[Records from a data source]
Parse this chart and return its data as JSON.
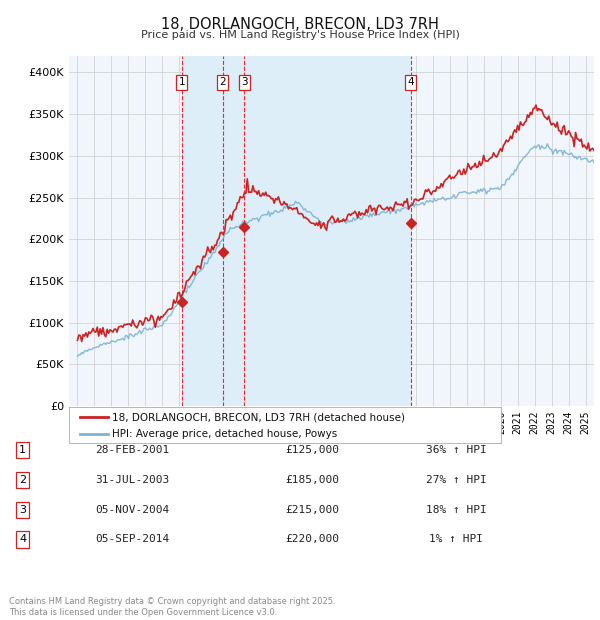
{
  "title": "18, DORLANGOCH, BRECON, LD3 7RH",
  "subtitle": "Price paid vs. HM Land Registry's House Price Index (HPI)",
  "hpi_color": "#7ab3d4",
  "price_color": "#cc2222",
  "background_color": "#ddeef8",
  "ylim": [
    0,
    420000
  ],
  "yticks": [
    0,
    50000,
    100000,
    150000,
    200000,
    250000,
    300000,
    350000,
    400000
  ],
  "xlim_start": 1994.5,
  "xlim_end": 2025.5,
  "transactions": [
    {
      "num": 1,
      "date": "28-FEB-2001",
      "year": 2001.16,
      "price": 125000,
      "pct": "36%"
    },
    {
      "num": 2,
      "date": "31-JUL-2003",
      "year": 2003.58,
      "price": 185000,
      "pct": "27%"
    },
    {
      "num": 3,
      "date": "05-NOV-2004",
      "year": 2004.84,
      "price": 215000,
      "pct": "18%"
    },
    {
      "num": 4,
      "date": "05-SEP-2014",
      "year": 2014.68,
      "price": 220000,
      "pct": "1%"
    }
  ],
  "legend_label_price": "18, DORLANGOCH, BRECON, LD3 7RH (detached house)",
  "legend_label_hpi": "HPI: Average price, detached house, Powys",
  "footer": "Contains HM Land Registry data © Crown copyright and database right 2025.\nThis data is licensed under the Open Government Licence v3.0.",
  "table_rows": [
    [
      "1",
      "28-FEB-2001",
      "£125,000",
      "36% ↑ HPI"
    ],
    [
      "2",
      "31-JUL-2003",
      "£185,000",
      "27% ↑ HPI"
    ],
    [
      "3",
      "05-NOV-2004",
      "£215,000",
      "18% ↑ HPI"
    ],
    [
      "4",
      "05-SEP-2014",
      "£220,000",
      "1% ↑ HPI"
    ]
  ]
}
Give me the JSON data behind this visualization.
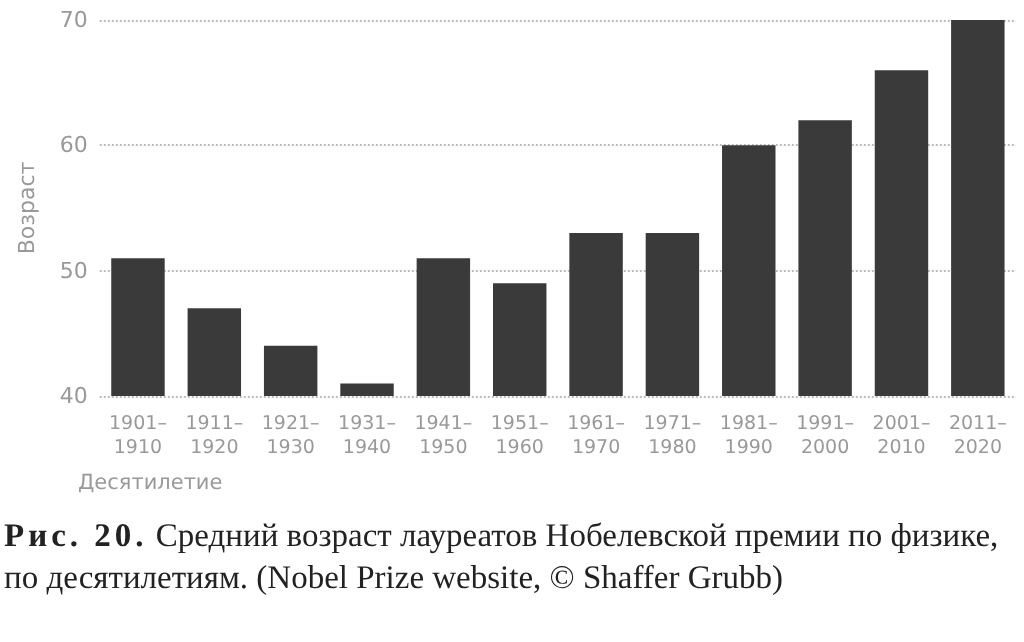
{
  "chart_data": {
    "type": "bar",
    "title": "Рис. 20.",
    "annotations": [
      "Средний возраст лауреатов Нобелевской премии по физике, по десятилетиям. (Nobel Prize website, © Shaffer Grubb)"
    ],
    "xlabel": "Десятилетие",
    "ylabel": "Возраст",
    "categories": [
      "1901–\n1910",
      "1911–\n1920",
      "1921–\n1930",
      "1931–\n1940",
      "1941–\n1950",
      "1951–\n1960",
      "1961–\n1970",
      "1971–\n1980",
      "1981–\n1990",
      "1991–\n2000",
      "2001–\n2010",
      "2011–\n2020"
    ],
    "values": [
      51,
      47,
      44,
      41,
      51,
      49,
      53,
      53,
      60,
      62,
      66,
      70
    ],
    "color": "#3a3a3a",
    "ylim": [
      40,
      70
    ],
    "yticks": [
      40,
      50,
      60,
      70
    ],
    "grid": "y"
  }
}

__WHAT NEEDS TO BE DONE__
Reproduce the listing exactly. Leave its pictures out.

__CORRECT RESPONSE__
Parse this chart and return its data as JSON.
{
  "title": "18, DORLANGOCH, BRECON, LD3 7RH",
  "subtitle": "Price paid vs. HM Land Registry's House Price Index (HPI)",
  "hpi_color": "#7ab3d4",
  "price_color": "#cc2222",
  "background_color": "#ddeef8",
  "ylim": [
    0,
    420000
  ],
  "yticks": [
    0,
    50000,
    100000,
    150000,
    200000,
    250000,
    300000,
    350000,
    400000
  ],
  "xlim_start": 1994.5,
  "xlim_end": 2025.5,
  "transactions": [
    {
      "num": 1,
      "date": "28-FEB-2001",
      "year": 2001.16,
      "price": 125000,
      "pct": "36%"
    },
    {
      "num": 2,
      "date": "31-JUL-2003",
      "year": 2003.58,
      "price": 185000,
      "pct": "27%"
    },
    {
      "num": 3,
      "date": "05-NOV-2004",
      "year": 2004.84,
      "price": 215000,
      "pct": "18%"
    },
    {
      "num": 4,
      "date": "05-SEP-2014",
      "year": 2014.68,
      "price": 220000,
      "pct": "1%"
    }
  ],
  "legend_label_price": "18, DORLANGOCH, BRECON, LD3 7RH (detached house)",
  "legend_label_hpi": "HPI: Average price, detached house, Powys",
  "footer": "Contains HM Land Registry data © Crown copyright and database right 2025.\nThis data is licensed under the Open Government Licence v3.0.",
  "table_rows": [
    [
      "1",
      "28-FEB-2001",
      "£125,000",
      "36% ↑ HPI"
    ],
    [
      "2",
      "31-JUL-2003",
      "£185,000",
      "27% ↑ HPI"
    ],
    [
      "3",
      "05-NOV-2004",
      "£215,000",
      "18% ↑ HPI"
    ],
    [
      "4",
      "05-SEP-2014",
      "£220,000",
      "1% ↑ HPI"
    ]
  ]
}
Give me the JSON data behind this visualization.
{
  "chart_data": {
    "type": "bar",
    "title": "Рис. 20.",
    "annotations": [
      "Средний возраст лауреатов Нобелевской премии по физике, по десятилетиям. (Nobel Prize website, © Shaffer Grubb)"
    ],
    "xlabel": "Десятилетие",
    "ylabel": "Возраст",
    "categories": [
      "1901–\n1910",
      "1911–\n1920",
      "1921–\n1930",
      "1931–\n1940",
      "1941–\n1950",
      "1951–\n1960",
      "1961–\n1970",
      "1971–\n1980",
      "1981–\n1990",
      "1991–\n2000",
      "2001–\n2010",
      "2011–\n2020"
    ],
    "values": [
      51,
      47,
      44,
      41,
      51,
      49,
      53,
      53,
      60,
      62,
      66,
      70
    ],
    "color": "#3a3a3a",
    "ylim": [
      40,
      70
    ],
    "yticks": [
      40,
      50,
      60,
      70
    ],
    "grid": "y"
  }
}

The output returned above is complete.